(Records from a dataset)
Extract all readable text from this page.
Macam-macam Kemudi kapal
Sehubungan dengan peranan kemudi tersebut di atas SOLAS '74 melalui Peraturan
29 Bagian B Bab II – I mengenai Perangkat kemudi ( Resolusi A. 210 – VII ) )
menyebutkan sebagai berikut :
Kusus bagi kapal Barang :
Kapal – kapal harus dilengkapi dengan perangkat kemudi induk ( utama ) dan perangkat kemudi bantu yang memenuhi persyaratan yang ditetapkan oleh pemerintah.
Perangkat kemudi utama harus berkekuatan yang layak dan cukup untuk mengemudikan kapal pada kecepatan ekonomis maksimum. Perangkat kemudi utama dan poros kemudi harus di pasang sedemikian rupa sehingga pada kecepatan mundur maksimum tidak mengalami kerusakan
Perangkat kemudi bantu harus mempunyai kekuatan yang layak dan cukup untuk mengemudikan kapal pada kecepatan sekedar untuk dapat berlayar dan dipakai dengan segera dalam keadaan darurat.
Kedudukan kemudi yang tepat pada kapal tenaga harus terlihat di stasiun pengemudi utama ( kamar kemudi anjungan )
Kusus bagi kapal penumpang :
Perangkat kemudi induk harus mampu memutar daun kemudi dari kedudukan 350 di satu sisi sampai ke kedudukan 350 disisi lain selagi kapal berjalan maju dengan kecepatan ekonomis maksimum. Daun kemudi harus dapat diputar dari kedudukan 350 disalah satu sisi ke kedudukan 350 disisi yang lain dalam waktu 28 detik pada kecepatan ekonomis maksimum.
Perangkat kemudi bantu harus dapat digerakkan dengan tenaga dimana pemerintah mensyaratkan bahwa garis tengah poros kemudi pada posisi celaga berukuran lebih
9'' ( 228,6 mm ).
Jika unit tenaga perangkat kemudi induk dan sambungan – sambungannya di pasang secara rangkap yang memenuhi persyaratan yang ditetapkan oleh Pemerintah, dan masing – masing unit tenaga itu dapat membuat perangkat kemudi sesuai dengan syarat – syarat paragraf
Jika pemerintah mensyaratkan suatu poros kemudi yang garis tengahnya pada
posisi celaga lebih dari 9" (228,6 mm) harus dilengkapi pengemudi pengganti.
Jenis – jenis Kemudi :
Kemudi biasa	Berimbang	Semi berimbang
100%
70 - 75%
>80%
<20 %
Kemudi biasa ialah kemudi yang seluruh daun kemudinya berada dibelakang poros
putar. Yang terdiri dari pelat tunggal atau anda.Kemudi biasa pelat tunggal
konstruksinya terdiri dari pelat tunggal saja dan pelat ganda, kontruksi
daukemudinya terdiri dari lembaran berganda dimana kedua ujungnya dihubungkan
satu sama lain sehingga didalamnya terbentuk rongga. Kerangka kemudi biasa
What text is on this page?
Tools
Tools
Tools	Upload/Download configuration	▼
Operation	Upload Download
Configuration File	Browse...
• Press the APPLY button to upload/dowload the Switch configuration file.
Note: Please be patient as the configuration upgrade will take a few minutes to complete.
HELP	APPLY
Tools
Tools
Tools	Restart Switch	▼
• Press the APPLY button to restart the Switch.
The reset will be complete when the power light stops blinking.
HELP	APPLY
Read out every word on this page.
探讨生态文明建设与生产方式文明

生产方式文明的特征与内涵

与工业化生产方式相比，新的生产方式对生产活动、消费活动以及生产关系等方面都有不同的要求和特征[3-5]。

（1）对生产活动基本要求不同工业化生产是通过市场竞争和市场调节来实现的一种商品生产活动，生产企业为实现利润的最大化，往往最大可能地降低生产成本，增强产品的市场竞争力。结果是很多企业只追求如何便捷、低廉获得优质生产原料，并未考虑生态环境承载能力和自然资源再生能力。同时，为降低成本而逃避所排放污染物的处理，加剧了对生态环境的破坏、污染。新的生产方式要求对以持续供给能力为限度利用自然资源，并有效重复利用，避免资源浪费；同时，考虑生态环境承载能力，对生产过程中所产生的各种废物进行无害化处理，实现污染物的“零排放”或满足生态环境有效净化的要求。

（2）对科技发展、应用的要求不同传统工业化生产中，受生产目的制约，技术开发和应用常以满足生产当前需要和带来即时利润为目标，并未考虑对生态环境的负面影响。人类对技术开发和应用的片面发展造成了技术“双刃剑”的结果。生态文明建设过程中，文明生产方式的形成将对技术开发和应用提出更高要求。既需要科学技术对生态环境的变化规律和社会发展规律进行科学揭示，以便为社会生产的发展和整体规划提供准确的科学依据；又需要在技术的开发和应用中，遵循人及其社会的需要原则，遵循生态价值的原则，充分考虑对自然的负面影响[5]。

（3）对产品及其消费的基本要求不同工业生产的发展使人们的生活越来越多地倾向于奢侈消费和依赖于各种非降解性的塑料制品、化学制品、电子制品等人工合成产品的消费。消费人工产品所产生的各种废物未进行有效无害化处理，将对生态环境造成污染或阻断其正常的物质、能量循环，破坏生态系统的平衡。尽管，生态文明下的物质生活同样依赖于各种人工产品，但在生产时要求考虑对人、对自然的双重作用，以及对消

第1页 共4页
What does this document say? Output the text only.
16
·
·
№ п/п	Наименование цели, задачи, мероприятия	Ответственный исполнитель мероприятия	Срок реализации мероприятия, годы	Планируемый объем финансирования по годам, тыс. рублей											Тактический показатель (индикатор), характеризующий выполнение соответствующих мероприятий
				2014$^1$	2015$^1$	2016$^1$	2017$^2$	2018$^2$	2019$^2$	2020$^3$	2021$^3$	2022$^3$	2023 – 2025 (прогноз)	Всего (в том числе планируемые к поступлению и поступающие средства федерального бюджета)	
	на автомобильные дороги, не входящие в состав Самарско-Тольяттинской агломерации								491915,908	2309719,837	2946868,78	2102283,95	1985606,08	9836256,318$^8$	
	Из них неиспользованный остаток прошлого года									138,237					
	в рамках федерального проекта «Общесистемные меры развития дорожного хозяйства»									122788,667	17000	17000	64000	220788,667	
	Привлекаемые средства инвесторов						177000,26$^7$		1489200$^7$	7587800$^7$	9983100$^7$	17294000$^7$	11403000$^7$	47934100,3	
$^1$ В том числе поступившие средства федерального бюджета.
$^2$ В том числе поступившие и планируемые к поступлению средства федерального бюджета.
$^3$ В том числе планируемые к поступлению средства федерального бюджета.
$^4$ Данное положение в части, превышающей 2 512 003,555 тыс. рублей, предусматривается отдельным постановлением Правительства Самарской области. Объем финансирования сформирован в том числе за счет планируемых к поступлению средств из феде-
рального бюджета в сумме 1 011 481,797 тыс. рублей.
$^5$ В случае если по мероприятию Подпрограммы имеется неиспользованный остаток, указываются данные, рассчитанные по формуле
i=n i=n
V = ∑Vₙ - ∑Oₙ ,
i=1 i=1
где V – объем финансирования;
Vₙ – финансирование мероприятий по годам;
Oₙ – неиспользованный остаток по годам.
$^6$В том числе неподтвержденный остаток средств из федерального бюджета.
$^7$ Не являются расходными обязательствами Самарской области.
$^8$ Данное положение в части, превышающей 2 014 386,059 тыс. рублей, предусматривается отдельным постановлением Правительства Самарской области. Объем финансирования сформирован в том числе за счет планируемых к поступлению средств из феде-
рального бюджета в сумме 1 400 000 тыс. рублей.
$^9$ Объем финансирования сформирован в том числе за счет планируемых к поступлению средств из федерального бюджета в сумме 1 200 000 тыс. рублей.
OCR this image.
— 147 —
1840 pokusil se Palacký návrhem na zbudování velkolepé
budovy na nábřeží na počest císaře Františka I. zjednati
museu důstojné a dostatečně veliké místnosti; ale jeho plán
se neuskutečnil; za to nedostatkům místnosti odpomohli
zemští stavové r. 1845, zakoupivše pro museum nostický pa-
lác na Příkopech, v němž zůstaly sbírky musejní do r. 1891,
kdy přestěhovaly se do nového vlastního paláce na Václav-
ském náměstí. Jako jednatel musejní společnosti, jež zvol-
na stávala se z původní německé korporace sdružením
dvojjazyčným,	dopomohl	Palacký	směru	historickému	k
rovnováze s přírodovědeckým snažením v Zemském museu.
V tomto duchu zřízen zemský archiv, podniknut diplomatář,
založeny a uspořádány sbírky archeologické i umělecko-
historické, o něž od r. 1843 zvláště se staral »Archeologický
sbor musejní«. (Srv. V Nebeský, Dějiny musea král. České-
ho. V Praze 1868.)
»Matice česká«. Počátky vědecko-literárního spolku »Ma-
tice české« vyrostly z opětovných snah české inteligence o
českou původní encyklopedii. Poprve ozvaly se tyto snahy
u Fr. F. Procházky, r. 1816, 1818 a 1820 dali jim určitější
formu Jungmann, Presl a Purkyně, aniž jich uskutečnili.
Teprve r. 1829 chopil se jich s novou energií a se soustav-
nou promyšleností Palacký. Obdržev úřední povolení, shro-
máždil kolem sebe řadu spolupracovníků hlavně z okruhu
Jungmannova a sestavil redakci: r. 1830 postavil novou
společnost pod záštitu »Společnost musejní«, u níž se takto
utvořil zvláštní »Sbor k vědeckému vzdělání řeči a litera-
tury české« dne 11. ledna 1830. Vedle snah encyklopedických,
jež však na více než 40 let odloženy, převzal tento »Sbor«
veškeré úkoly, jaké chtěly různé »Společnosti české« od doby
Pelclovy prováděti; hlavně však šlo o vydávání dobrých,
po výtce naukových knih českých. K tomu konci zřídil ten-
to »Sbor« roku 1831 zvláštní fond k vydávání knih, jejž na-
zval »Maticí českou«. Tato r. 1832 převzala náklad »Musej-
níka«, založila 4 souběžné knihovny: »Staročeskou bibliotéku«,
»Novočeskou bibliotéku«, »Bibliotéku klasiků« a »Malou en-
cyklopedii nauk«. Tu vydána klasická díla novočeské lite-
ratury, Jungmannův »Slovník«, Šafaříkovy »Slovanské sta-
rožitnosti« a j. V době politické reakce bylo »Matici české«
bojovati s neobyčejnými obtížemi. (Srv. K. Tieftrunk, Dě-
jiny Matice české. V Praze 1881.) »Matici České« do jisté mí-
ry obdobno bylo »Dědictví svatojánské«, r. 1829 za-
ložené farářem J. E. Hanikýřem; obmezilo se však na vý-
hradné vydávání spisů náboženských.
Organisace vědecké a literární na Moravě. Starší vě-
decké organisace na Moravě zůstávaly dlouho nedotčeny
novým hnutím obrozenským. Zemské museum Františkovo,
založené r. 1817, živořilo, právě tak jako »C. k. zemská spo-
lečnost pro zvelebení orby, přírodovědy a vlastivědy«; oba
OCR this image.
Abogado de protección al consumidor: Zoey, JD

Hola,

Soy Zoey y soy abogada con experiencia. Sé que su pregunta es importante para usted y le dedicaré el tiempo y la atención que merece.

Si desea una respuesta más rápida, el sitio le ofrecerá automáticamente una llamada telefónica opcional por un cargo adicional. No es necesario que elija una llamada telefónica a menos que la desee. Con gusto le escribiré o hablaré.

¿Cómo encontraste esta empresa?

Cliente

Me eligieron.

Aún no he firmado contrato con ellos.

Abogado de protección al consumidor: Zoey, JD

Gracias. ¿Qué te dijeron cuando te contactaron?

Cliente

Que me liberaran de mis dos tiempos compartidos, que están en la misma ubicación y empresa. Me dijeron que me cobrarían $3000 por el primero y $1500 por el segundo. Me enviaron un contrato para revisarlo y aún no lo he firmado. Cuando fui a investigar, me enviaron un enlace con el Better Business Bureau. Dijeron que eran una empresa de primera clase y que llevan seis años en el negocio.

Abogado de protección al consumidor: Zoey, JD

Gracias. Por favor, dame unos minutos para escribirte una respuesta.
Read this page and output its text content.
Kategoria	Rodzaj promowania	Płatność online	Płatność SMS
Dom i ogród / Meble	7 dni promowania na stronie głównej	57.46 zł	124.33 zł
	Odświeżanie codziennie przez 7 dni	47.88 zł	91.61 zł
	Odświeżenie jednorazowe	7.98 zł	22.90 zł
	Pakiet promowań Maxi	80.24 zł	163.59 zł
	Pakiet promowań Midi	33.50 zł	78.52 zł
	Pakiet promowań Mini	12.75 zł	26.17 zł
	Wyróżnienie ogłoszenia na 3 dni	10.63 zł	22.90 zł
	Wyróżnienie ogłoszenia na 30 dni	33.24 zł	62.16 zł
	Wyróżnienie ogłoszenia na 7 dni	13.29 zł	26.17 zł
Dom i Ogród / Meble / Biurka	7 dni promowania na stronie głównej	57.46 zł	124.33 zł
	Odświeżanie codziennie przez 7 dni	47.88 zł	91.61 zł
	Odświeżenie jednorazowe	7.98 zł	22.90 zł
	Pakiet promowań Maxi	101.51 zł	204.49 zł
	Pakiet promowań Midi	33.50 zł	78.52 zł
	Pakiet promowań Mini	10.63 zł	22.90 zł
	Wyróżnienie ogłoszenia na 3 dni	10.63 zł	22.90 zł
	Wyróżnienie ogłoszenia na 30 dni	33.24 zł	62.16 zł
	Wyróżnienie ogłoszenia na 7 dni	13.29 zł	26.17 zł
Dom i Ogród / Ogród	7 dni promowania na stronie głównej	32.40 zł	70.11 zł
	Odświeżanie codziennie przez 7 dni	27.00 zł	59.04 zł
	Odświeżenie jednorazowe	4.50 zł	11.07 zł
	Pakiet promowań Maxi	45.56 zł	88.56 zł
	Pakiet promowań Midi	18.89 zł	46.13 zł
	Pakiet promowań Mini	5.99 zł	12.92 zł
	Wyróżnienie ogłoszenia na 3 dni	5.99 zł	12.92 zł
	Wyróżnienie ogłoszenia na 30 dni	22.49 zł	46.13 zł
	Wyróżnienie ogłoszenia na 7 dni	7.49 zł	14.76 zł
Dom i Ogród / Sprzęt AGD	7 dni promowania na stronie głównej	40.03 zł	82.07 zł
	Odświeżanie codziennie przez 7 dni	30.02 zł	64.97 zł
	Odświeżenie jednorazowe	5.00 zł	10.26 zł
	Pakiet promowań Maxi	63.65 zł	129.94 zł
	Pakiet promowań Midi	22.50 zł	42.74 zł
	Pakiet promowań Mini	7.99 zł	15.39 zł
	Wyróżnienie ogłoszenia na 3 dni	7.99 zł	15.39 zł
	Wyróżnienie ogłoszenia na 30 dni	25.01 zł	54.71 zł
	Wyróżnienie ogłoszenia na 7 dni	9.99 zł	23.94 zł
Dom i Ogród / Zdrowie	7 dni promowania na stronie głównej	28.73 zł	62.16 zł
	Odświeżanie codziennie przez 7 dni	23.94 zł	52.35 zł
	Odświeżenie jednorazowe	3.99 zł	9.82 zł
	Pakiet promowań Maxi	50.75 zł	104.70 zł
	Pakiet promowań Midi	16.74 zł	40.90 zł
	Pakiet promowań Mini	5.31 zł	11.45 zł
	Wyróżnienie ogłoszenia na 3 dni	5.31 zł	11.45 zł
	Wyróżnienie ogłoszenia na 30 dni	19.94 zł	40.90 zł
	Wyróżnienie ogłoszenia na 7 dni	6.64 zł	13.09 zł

**What is being asked**
Look above for lines with the word "hlavně" and copy them all.

**Task solution**
máždil kolem sebe řadu spolupracovníků hlavně z okruhu
Pelclovy prováděti; hlavně však šlo o vydávání dobrých,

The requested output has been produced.